(Dataset entries)
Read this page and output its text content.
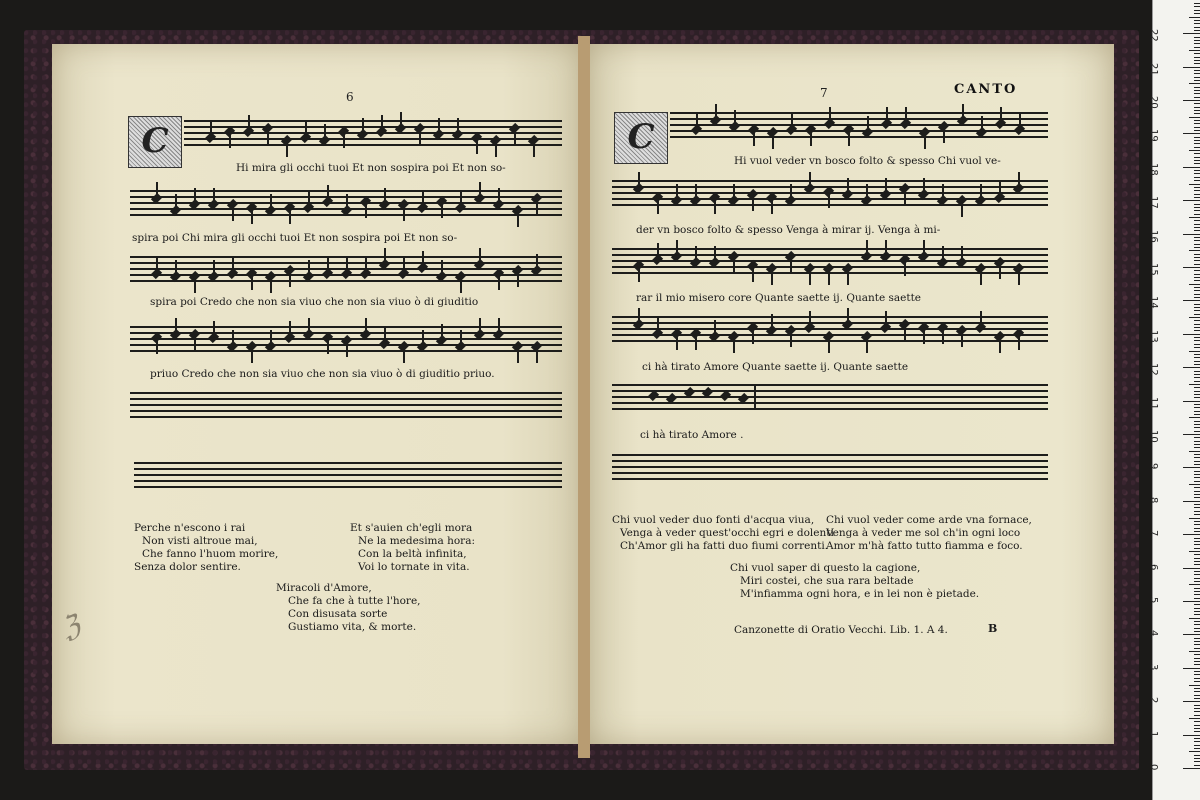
6
C
Hi mira gli occhi tuoi Et non sospira poi Et non so-
spira poi Chi mira gli occhi tuoi Et non sospira poi Et non so-
spira poi Credo che non sia viuo che non sia viuo ò di giuditio
priuo Credo che non sia viuo che non sia viuo ò di giuditio priuo.
Perche n'escono i rai
Non visti altroue mai,
Che fanno l'huom morire,
Senza dolor sentire.
Et s'auien ch'egli mora
Ne la medesima hora:
Con la beltà infinita,
Voi lo tornate in vita.
Miracoli d'Amore,
Che fa che à tutte l'hore,
Con disusata sorte
Gustiamo vita, & morte.
ℨ
7	CANTO
C
Hi vuol veder vn bosco folto & spesso Chi vuol ve-
der vn bosco folto & spesso Venga à mirar ij. Venga à mi-
rar il mio misero core Quante saette ij. Quante saette
ci hà tirato Amore Quante saette ij. Quante saette
ci hà tirato Amore .
Chi vuol veder duo fonti d'acqua viua,
Venga à veder quest'occhi egri e dolenti
Ch'Amor gli ha fatti duo fiumi correnti.
Chi vuol veder come arde vna fornace,
Venga à veder me sol ch'in ogni loco
Amor m'hà fatto tutto fiamma e foco.
Chi vuol saper di questo la cagione,
Miri costei, che sua rara beltade
M'infiamma ogni hora, e in lei non è pietade.
Canzonette di Oratio Vecchi. Lib. 1. A 4.	B
0
1
2
3
4
5
6
7
8
9
10
11
12
13
14
15
16
17
18
19
20
21
22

* _What the task asks_
For this exercise, gather every line of the data that contains the word "tuoi".

* _Completed task_
Hi mira gli occhi tuoi Et non sospira poi Et non so-
spira poi Chi mira gli occhi tuoi Et non sospira poi Et non so-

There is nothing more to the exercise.